## PROBLEM TO WORK ON:
Filter the data for lines with the word "также", then copy every line so identified.

## EXTRACTED ENTRIES:
= = = = = = =
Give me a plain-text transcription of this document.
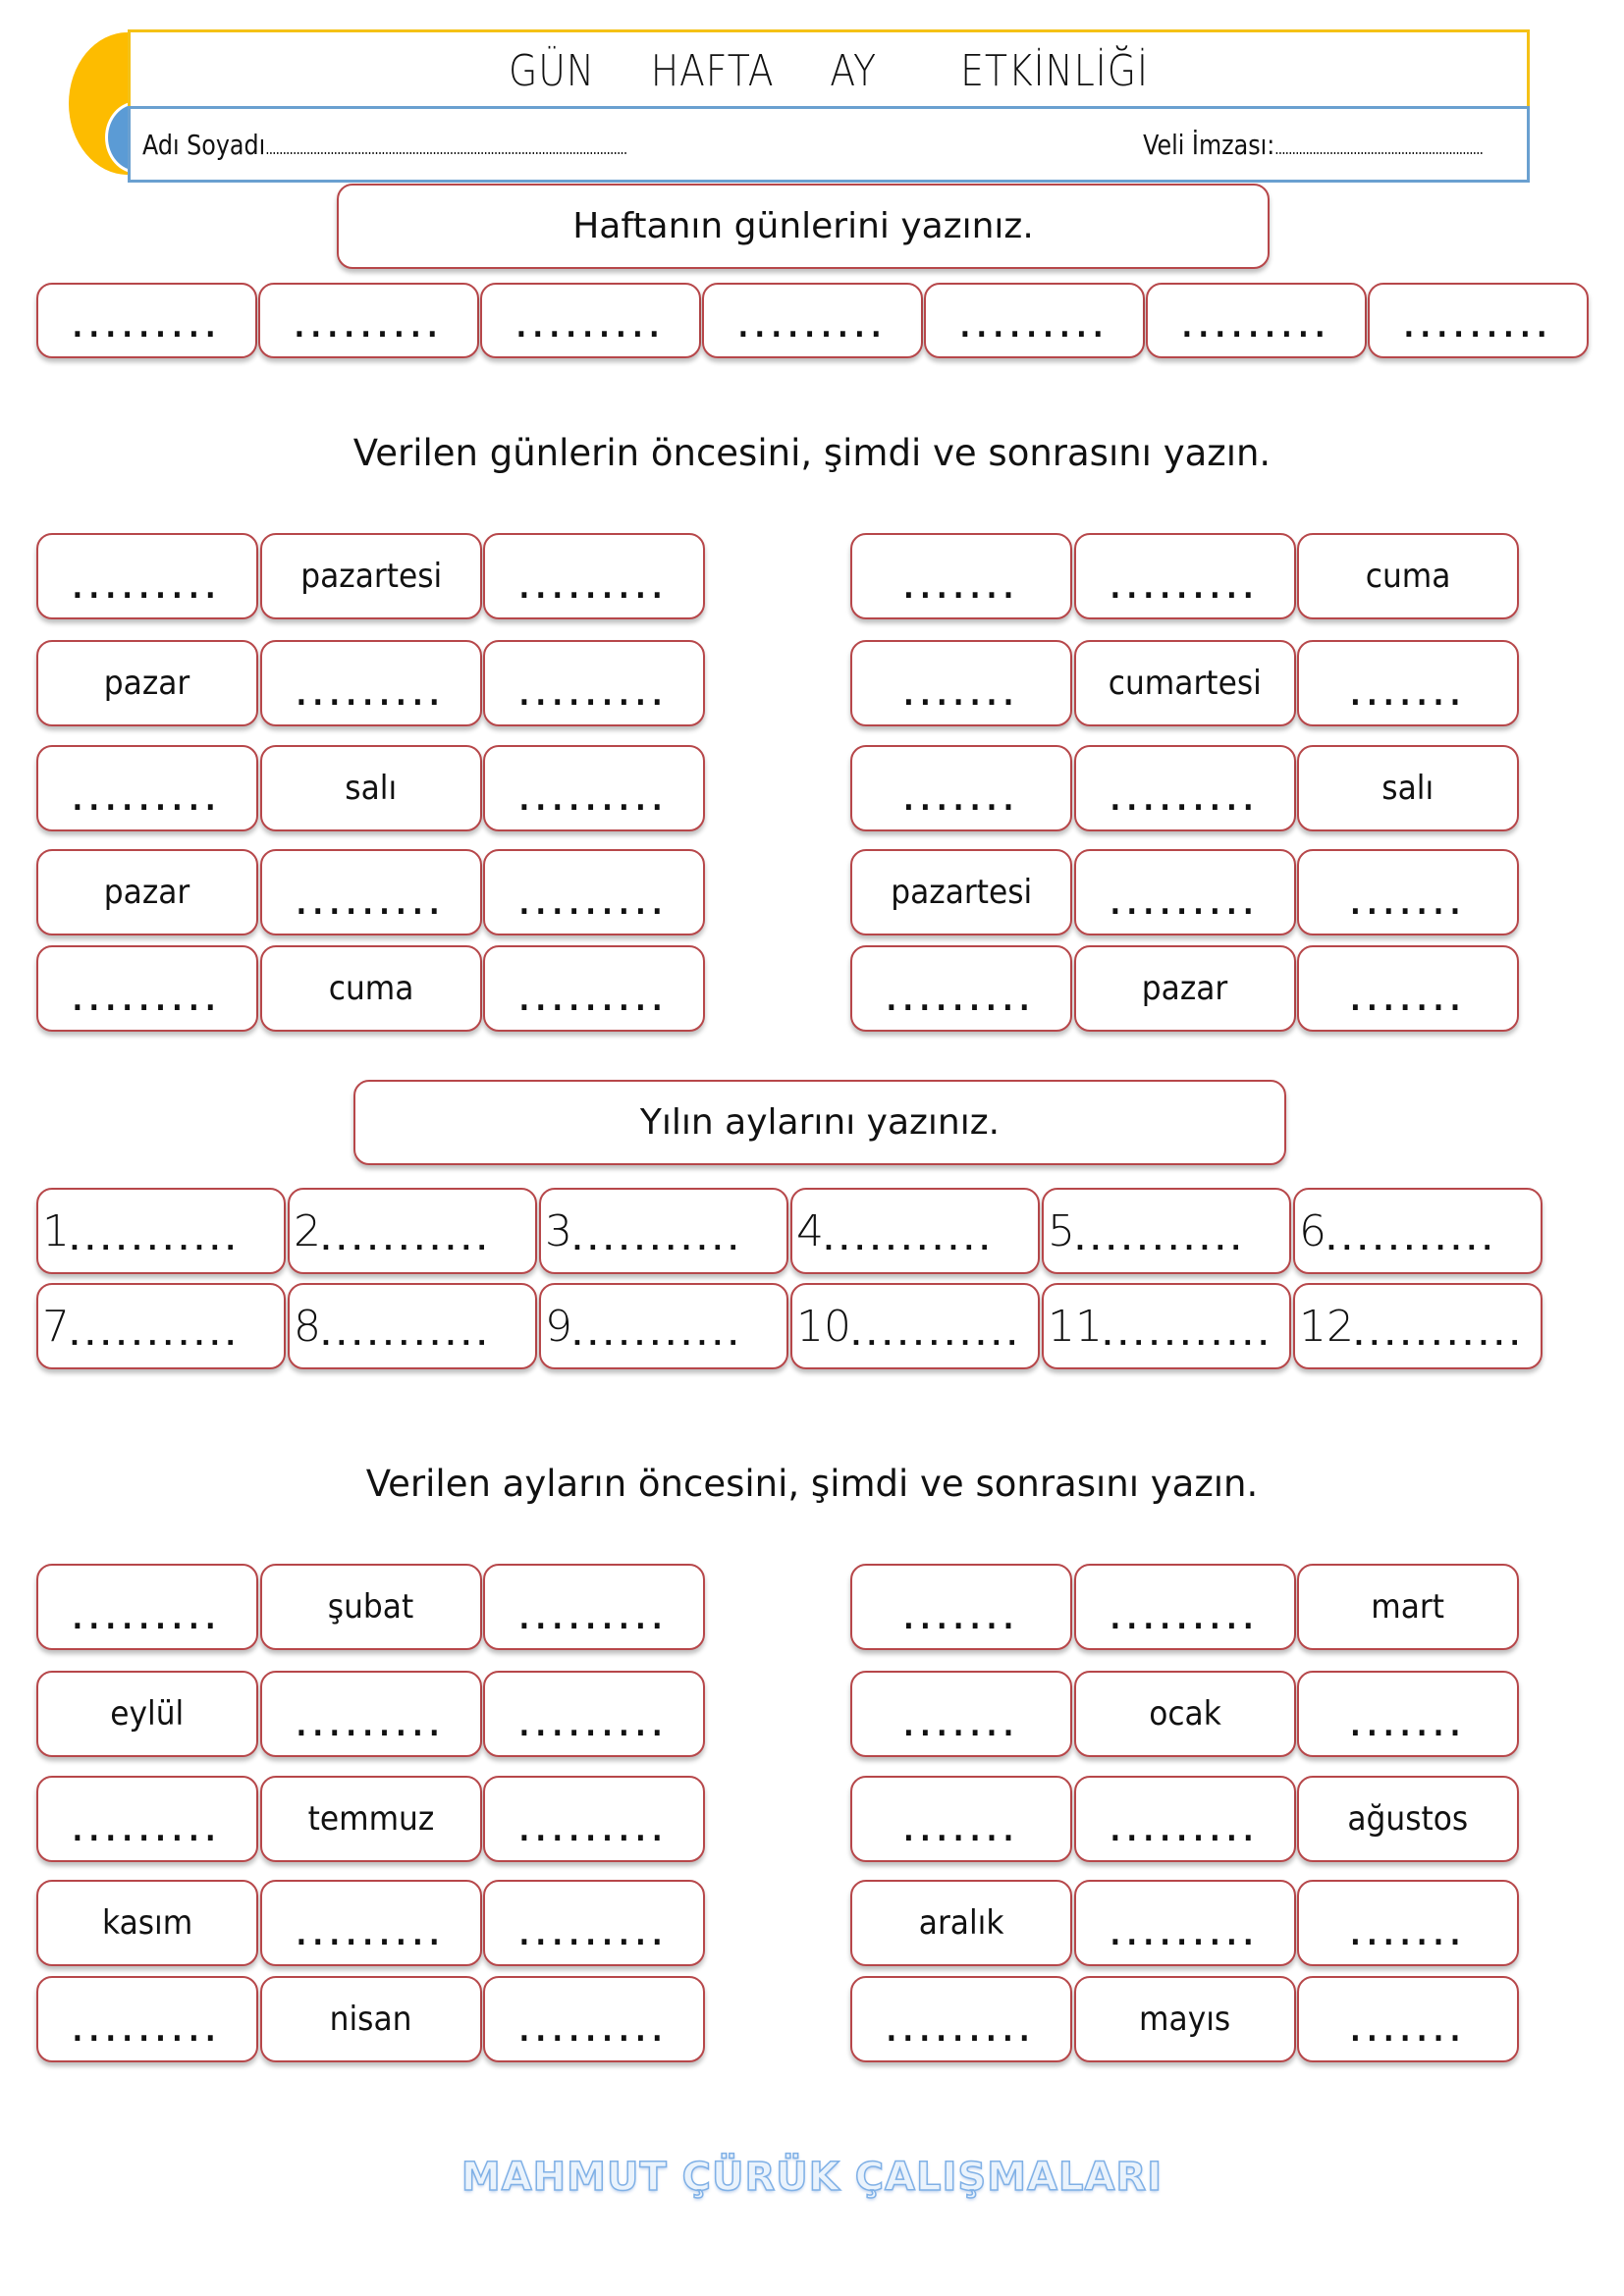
GÜN  HAFTA  AY   ETKİNLİĞİ
Adı Soyadı..........................................................................................................	Veli İmzası:.............................................................
Haftanın günlerini yazınız.
......... ......... ......... ......... ......... ......... .........
Verilen günlerin öncesini, şimdi ve sonrasını yazın.
......... pazartesi	.........
pazar	......... .........
.........	salı	.........
pazar	......... .........
.........	cuma	.........
.......	.........	cuma
.......	cumartesi	.......
.......	.........	salı
pazartesi	.........	.......
.........	pazar	.......
Yılın aylarını yazınız.
1 ........... 2 ........... 3 ........... 4 ........... 5 ........... 6 ...........
7 ........... 8 ........... 9 ........... 10 ........... 11 ........... 12 ...........
Verilen ayların öncesini, şimdi ve sonrasını yazın.
.........	şubat	.........
eylül	......... .........
.........	temmuz	.........
kasım	......... .........
.........	nisan	.........
.......	.........	mart
.......	ocak	.......
.......	.........	ağustos
aralık	.........	.......
.........	mayıs	.......
MAHMUT ÇÜRÜK ÇALIŞMALARI
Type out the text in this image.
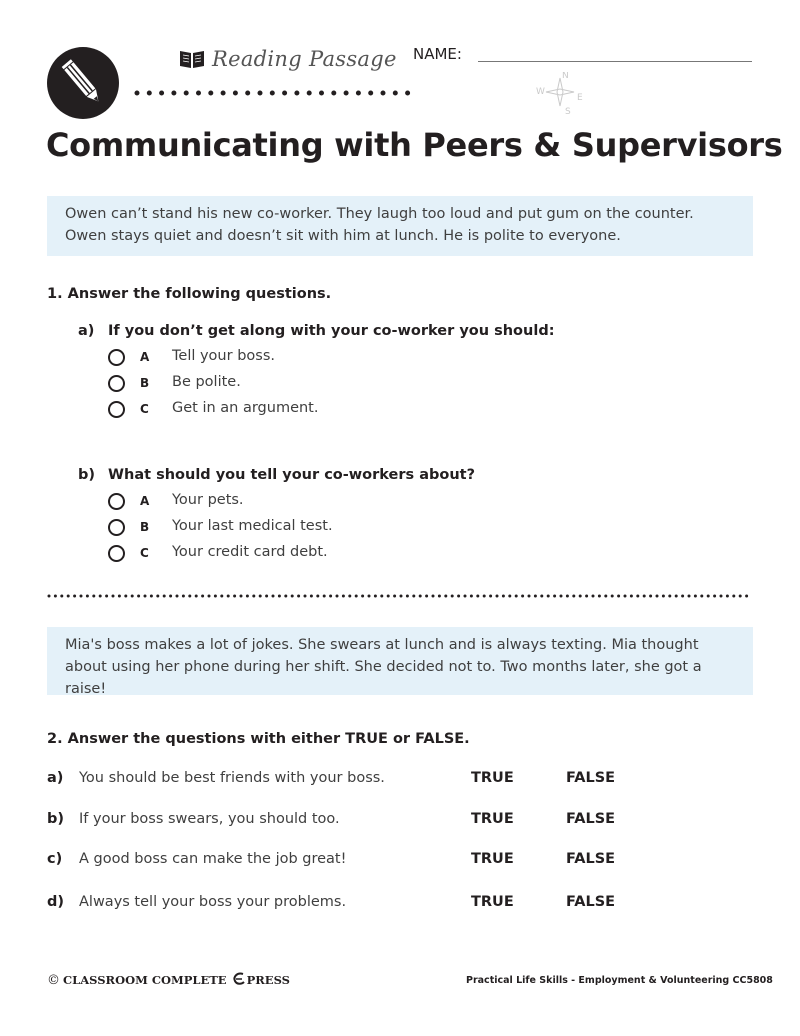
Reading Passage NAME:
N
E
S
W
Communicating with Peers & Supervisors
Owen can’t stand his new co-worker. They laugh too loud and put gum on the counter.
Owen stays quiet and doesn’t sit with him at lunch. He is polite to everyone.
1. Answer the following questions.
a) If you don’t get along with your co-worker you should:
A Tell your boss.
B Be polite.
C Get in an argument.
b) What should you tell your co-workers about?
A Your pets.
B Your last medical test.
C Your credit card debt.
Mia's boss makes a lot of jokes. She swears at lunch and is always texting. Mia thought
about using her phone during her shift. She decided not to. Two months later, she got a
raise!
2. Answer the questions with either TRUE or FALSE.
a) You should be best friends with your boss.	TRUE	FALSE
b) If your boss swears, you should too.	TRUE	FALSE
c) A good boss can make the job great!	TRUE	FALSE
d) Always tell your boss your problems.	TRUE	FALSE
© CLASSROOM COMPLETE PRESS	Practical Life Skills - Employment & Volunteering CC5808
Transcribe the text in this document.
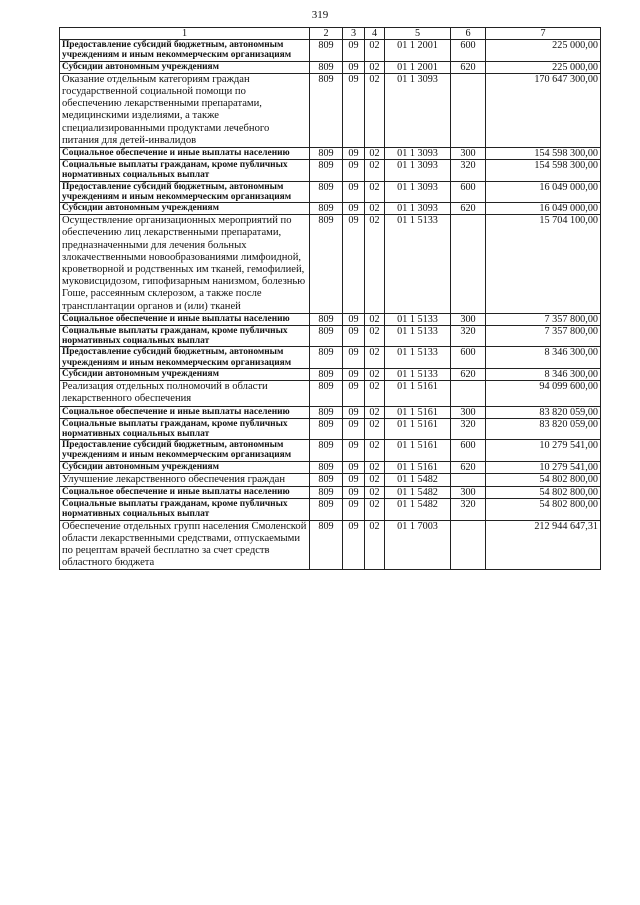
319
1	2	3	4	5	6	7
Предоставление субсидий бюджетным, автономным учреждениям и иным некоммерческим организациям	809	09	02	01 1 2001	600	225 000,00
Субсидии автономным учреждениям	809	09	02	01 1 2001	620	225 000,00
Оказание отдельным категориям граждан государственной социальной помощи по обеспечению лекарственными препаратами, медицинскими изделиями, а также специализированными продуктами лечебного питания для детей-инвалидов	809	09	02	01 1 3093		170 647 300,00
Социальное обеспечение и иные выплаты населению	809	09	02	01 1 3093	300	154 598 300,00
Социальные выплаты гражданам, кроме публичных нормативных социальных выплат	809	09	02	01 1 3093	320	154 598 300,00
Предоставление субсидий бюджетным, автономным учреждениям и иным некоммерческим организациям	809	09	02	01 1 3093	600	16 049 000,00
Субсидии автономным учреждениям	809	09	02	01 1 3093	620	16 049 000,00
Осуществление организационных мероприятий по обеспечению лиц лекарственными препаратами, предназначенными для лечения больных злокачественными новообразованиями лимфоидной, кроветворной и родственных им тканей, гемофилией, муковисцидозом, гипофизарным нанизмом, болезнью Гоше, рассеянным склерозом, а также после трансплантации органов и (или) тканей	809	09	02	01 1 5133		15 704 100,00
Социальное обеспечение и иные выплаты населению	809	09	02	01 1 5133	300	7 357 800,00
Социальные выплаты гражданам, кроме публичных нормативных социальных выплат	809	09	02	01 1 5133	320	7 357 800,00
Предоставление субсидий бюджетным, автономным учреждениям и иным некоммерческим организациям	809	09	02	01 1 5133	600	8 346 300,00
Субсидии автономным учреждениям	809	09	02	01 1 5133	620	8 346 300,00
Реализация отдельных полномочий в области лекарственного обеспечения	809	09	02	01 1 5161		94 099 600,00
Социальное обеспечение и иные выплаты населению	809	09	02	01 1 5161	300	83 820 059,00
Социальные выплаты гражданам, кроме публичных нормативных социальных выплат	809	09	02	01 1 5161	320	83 820 059,00
Предоставление субсидий бюджетным, автономным учреждениям и иным некоммерческим организациям	809	09	02	01 1 5161	600	10 279 541,00
Субсидии автономным учреждениям	809	09	02	01 1 5161	620	10 279 541,00
Улучшение лекарственного обеспечения граждан	809	09	02	01 1 5482		54 802 800,00
Социальное обеспечение и иные выплаты населению	809	09	02	01 1 5482	300	54 802 800,00
Социальные выплаты гражданам, кроме публичных нормативных социальных выплат	809	09	02	01 1 5482	320	54 802 800,00
Обеспечение отдельных групп населения Смоленской области лекарственными средствами, отпускаемыми по рецептам врачей бесплатно за счет средств областного бюджета	809	09	02	01 1 7003		212 944 647,31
= = = = = = =
## SOLUTION TO THE PROBLEM:
Оказание отдельным категориям граждан государственной социальной помощи по обеспечению лекарственными препаратами, медицинскими изделиями, а также специализированными продуктами лечебного питания для детей-инвалидов	809	09	02	01 1 3093		170 647 300,00
Осуществление организационных мероприятий по обеспечению лиц лекарственными препаратами, предназначенными для лечения больных злокачественными новообразованиями лимфоидной, кроветворной и родственных им тканей, гемофилией, муковисцидозом, гипофизарным нанизмом, болезнью Гоше, рассеянным склерозом, а также после трансплантации органов и (или) тканей	809	09	02	01 1 5133		15 704 100,00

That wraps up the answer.